— start Material for this task —

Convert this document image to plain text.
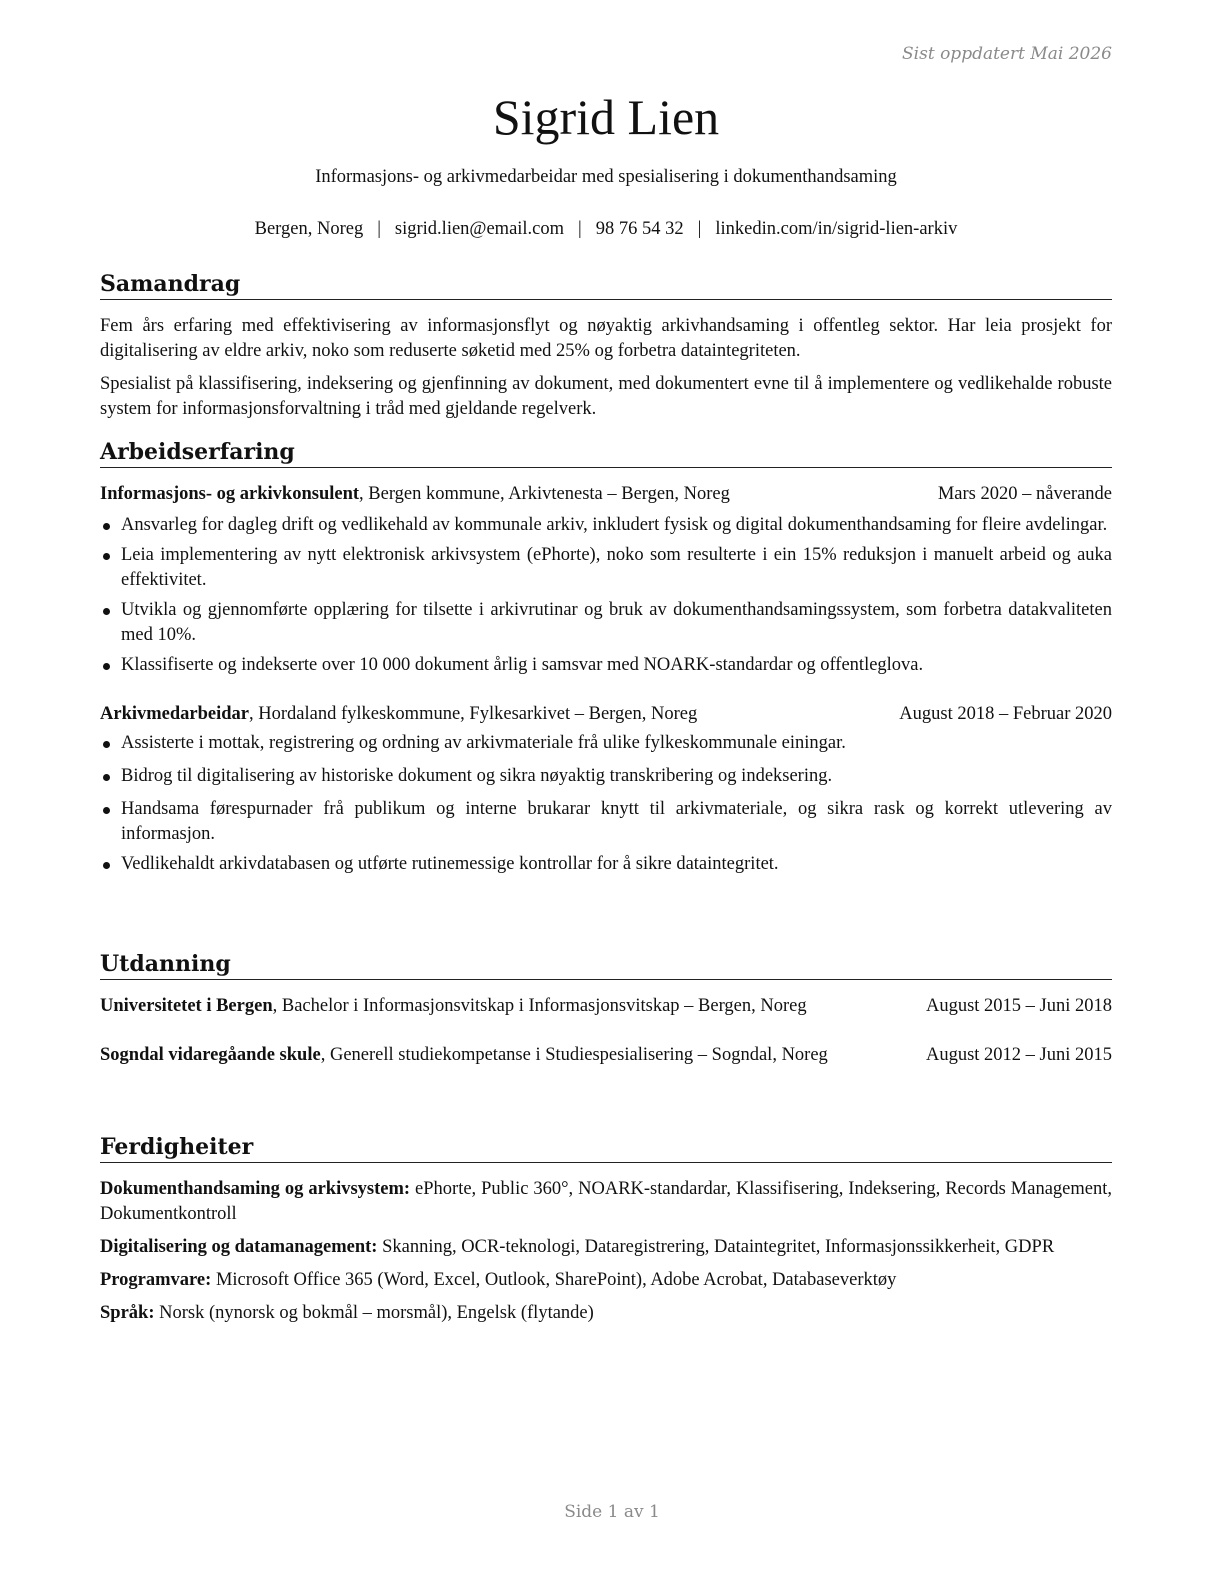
Sist oppdatert Mai 2026
Sigrid Lien
Informasjons- og arkivmedarbeidar med spesialisering i dokumenthandsaming
Bergen, Noreg | sigrid.lien@email.com | 98 76 54 32 | linkedin.com/in/sigrid-lien-arkiv
Samandrag

Fem års erfaring med effektivisering av informasjonsflyt og nøyaktig arkivhandsaming i offentleg sektor. Har leia prosjekt for digitalisering av eldre arkiv, noko som reduserte søketid med 25% og forbetra dataintegriteten.

Spesialist på klassifisering, indeksering og gjenfinning av dokument, med dokumentert evne til å implementere og vedlikehalde robuste system for informasjonsforvaltning i tråd med gjeldande regelverk.

Arbeidserfaring
Informasjons- og arkivkonsulent, Bergen kommune, Arkivtenesta – Bergen, Noreg	Mars 2020 – nåverande
Ansvarleg for dagleg drift og vedlikehald av kommunale arkiv, inkludert fysisk og digital dokumenthandsaming for fleire avdelingar.
Leia implementering av nytt elektronisk arkivsystem (ePhorte), noko som resulterte i ein 15% reduksjon i manuelt arbeid og auka effektivitet.
Utvikla og gjennomførte opplæring for tilsette i arkivrutinar og bruk av dokumenthandsamingssystem, som forbetra datakvaliteten med 10%.
Klassifiserte og indekserte over 10 000 dokument årlig i samsvar med NOARK-standardar og offentleglova.
Arkivmedarbeidar, Hordaland fylkeskommune, Fylkesarkivet – Bergen, Noreg	August 2018 – Februar 2020
Assisterte i mottak, registrering og ordning av arkivmateriale frå ulike fylkeskommunale einingar.
Bidrog til digitalisering av historiske dokument og sikra nøyaktig transkribering og indeksering.
Handsama førespurnader frå publikum og interne brukarar knytt til arkivmateriale, og sikra rask og korrekt utlevering av informasjon.
Vedlikehaldt arkivdatabasen og utførte rutinemessige kontrollar for å sikre dataintegritet.
Utdanning
Universitetet i Bergen, Bachelor i Informasjonsvitskap i Informasjonsvitskap – Bergen, Noreg	August 2015 – Juni 2018
Sogndal vidaregåande skule, Generell studiekompetanse i Studiespesialisering – Sogndal, Noreg	August 2012 – Juni 2015
Ferdigheiter

Dokumenthandsaming og arkivsystem: ePhorte, Public 360°, NOARK-standardar, Klassifisering, Indeksering, Records Management, Dokumentkontroll

Digitalisering og datamanagement: Skanning, OCR-teknologi, Dataregistrering, Dataintegritet, Informasjonssikkerheit, GDPR

Programvare: Microsoft Office 365 (Word, Excel, Outlook, SharePoint), Adobe Acrobat, Databaseverktøy

Språk: Norsk (nynorsk og bokmål – morsmål), Engelsk (flytande)

Side 1 av 1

— end Material for this task —

### Given task
Go over the entries above and say how many lines hold the string "noko", with no other text.

### Result
2